WORK INSTRUCTIONS
Using the data beneath, show every line that includes the word "Enter".
[start]
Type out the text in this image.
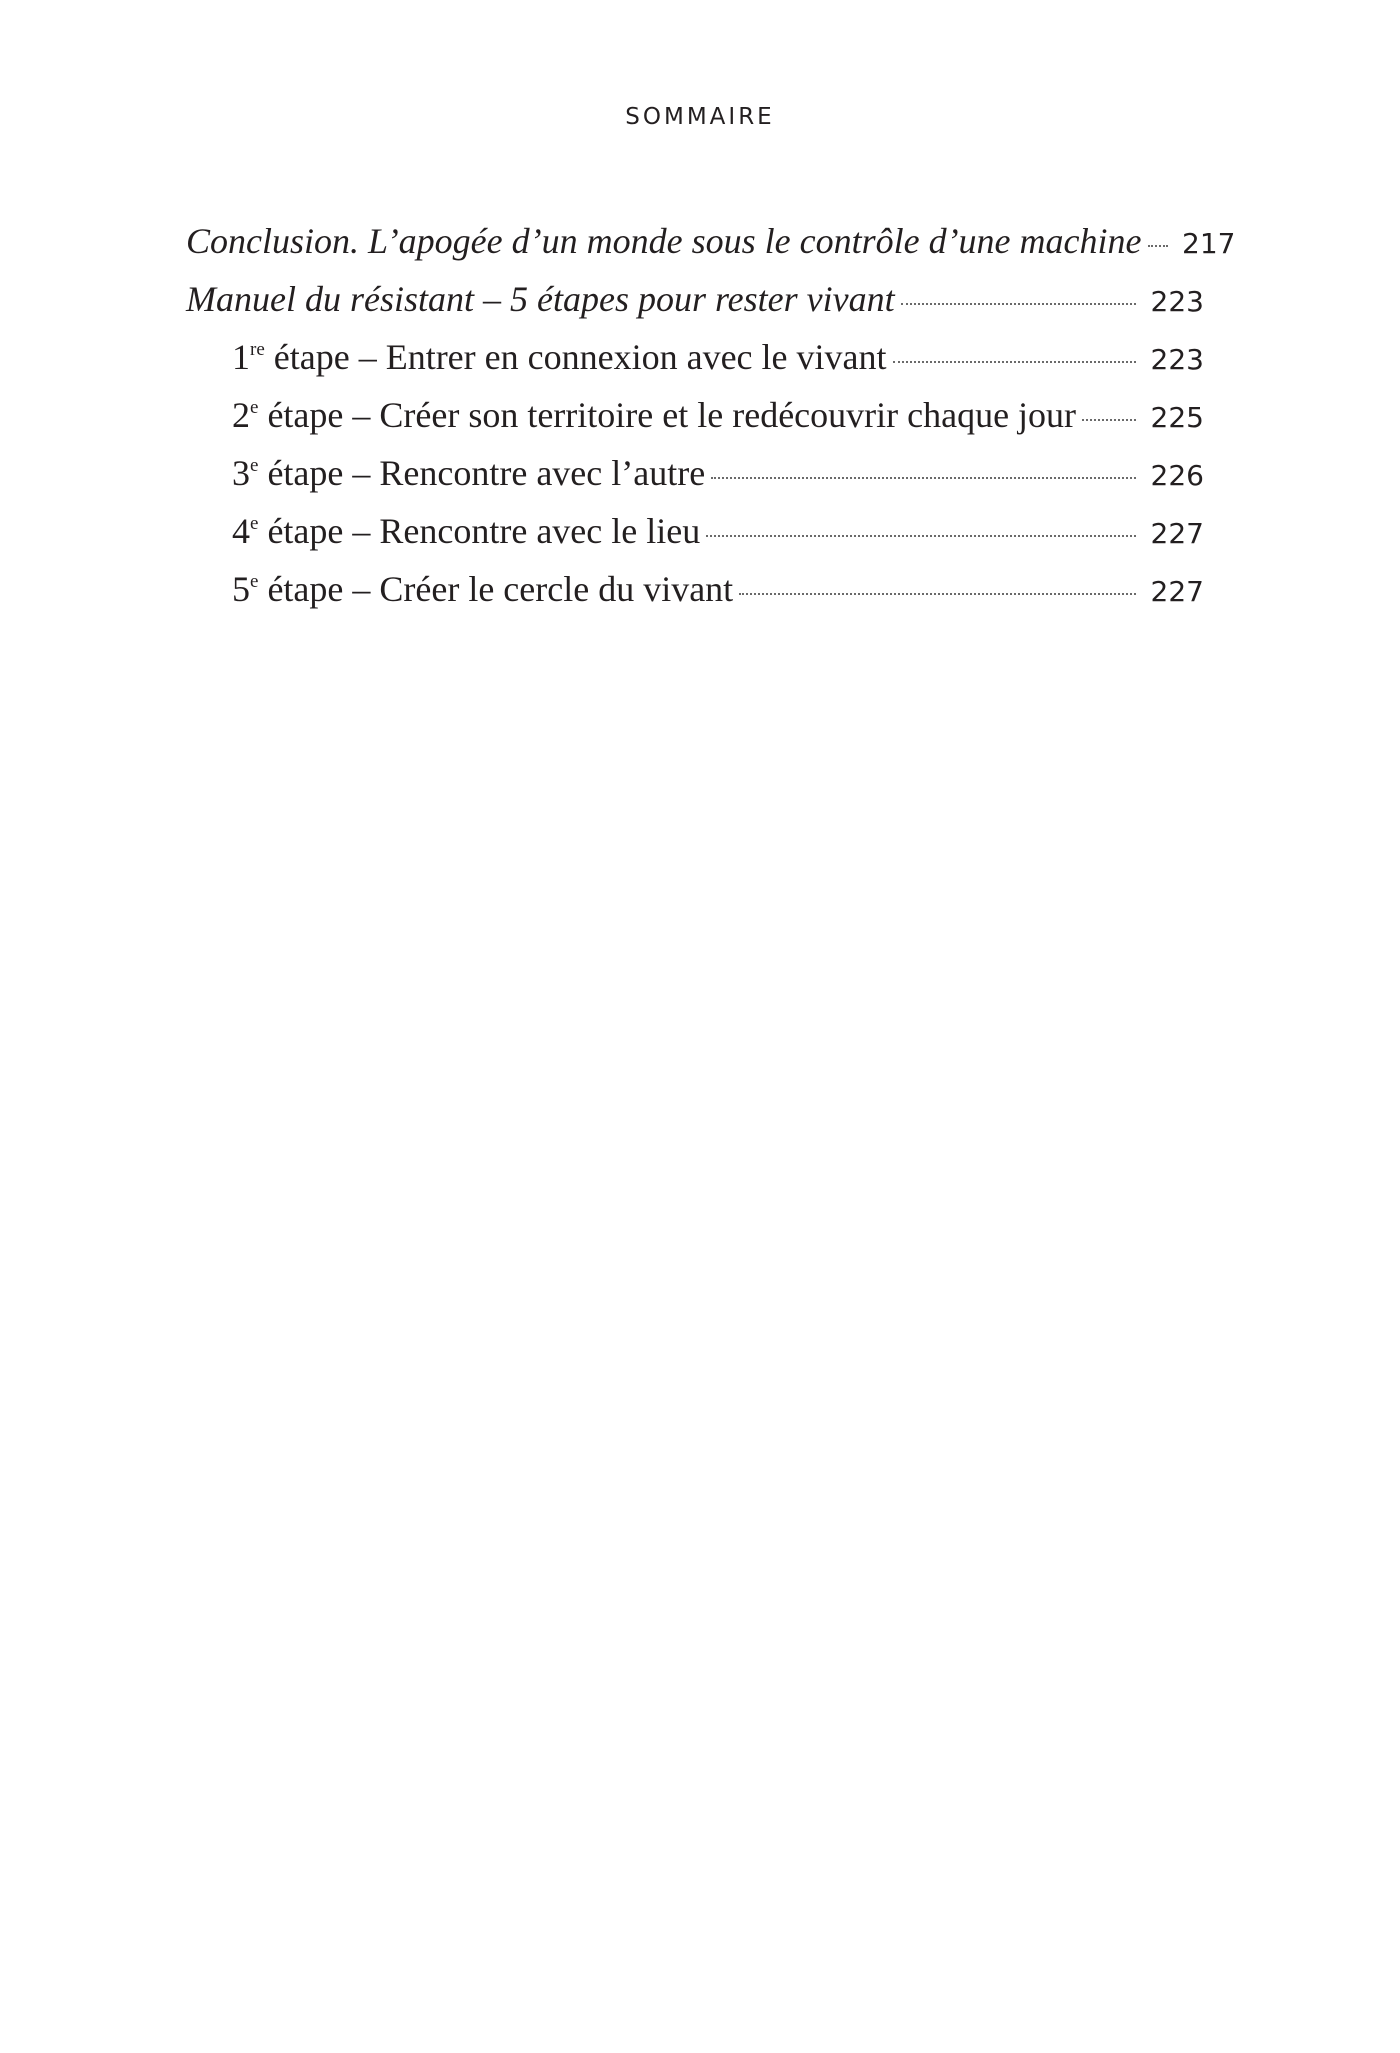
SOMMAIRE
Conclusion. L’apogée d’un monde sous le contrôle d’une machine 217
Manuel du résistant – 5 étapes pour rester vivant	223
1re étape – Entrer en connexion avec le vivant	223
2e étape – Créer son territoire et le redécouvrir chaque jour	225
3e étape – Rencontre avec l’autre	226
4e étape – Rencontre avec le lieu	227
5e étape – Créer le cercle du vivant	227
[end]
[start]
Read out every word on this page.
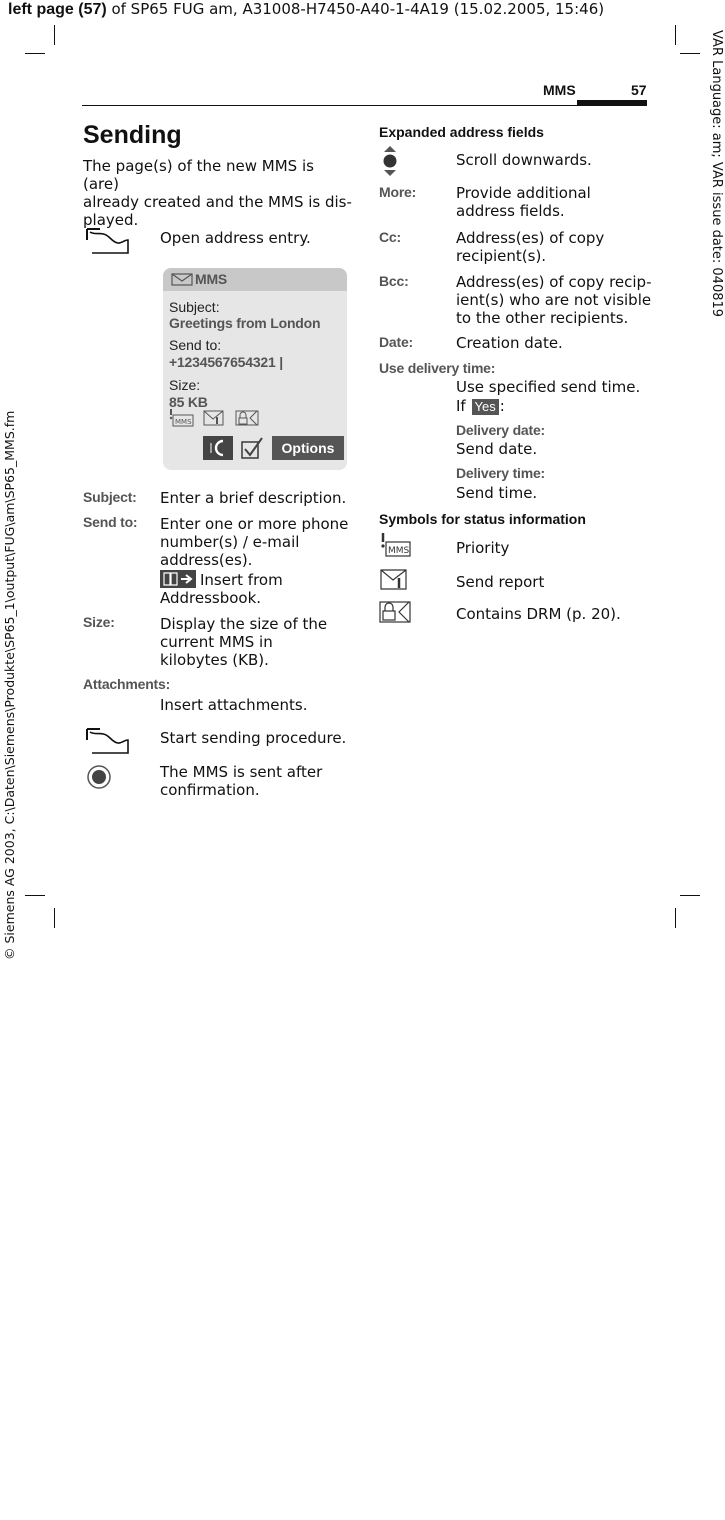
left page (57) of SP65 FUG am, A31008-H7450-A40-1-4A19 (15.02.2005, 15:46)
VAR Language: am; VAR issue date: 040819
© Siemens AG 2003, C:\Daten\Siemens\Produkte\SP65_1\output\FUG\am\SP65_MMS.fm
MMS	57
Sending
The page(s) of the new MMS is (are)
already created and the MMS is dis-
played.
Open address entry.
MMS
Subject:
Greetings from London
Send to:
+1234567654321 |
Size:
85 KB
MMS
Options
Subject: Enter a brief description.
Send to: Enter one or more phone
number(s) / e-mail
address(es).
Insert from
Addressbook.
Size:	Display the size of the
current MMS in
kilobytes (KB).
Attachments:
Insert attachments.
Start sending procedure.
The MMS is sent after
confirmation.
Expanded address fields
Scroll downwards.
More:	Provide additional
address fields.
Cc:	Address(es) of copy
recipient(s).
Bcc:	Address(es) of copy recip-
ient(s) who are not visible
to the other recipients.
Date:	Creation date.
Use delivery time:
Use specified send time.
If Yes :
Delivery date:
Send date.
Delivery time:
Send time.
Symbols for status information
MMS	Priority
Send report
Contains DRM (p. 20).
[end]
[start]
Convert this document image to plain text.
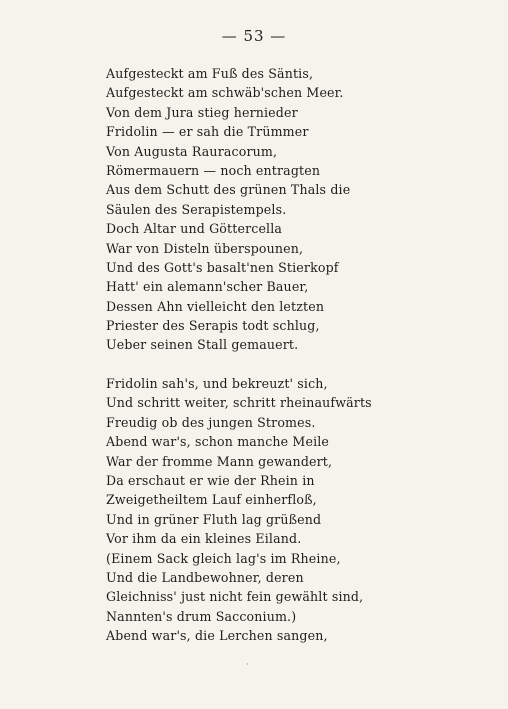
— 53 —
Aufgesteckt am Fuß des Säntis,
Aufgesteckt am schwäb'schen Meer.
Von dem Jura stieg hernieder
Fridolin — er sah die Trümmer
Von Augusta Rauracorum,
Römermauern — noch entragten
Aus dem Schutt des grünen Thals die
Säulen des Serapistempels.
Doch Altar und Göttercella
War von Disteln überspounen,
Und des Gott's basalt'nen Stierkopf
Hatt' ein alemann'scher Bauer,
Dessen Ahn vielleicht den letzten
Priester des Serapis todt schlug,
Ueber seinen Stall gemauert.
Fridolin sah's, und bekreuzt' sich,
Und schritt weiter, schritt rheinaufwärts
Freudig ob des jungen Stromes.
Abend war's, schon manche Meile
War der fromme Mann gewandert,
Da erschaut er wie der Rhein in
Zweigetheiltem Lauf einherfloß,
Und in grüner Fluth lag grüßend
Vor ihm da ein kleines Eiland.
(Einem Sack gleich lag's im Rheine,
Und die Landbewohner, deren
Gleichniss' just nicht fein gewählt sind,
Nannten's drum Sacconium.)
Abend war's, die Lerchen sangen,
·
[end]
EXERCISE OUTPUT
Subject: Enter a brief description.
Send to: Enter one or more phone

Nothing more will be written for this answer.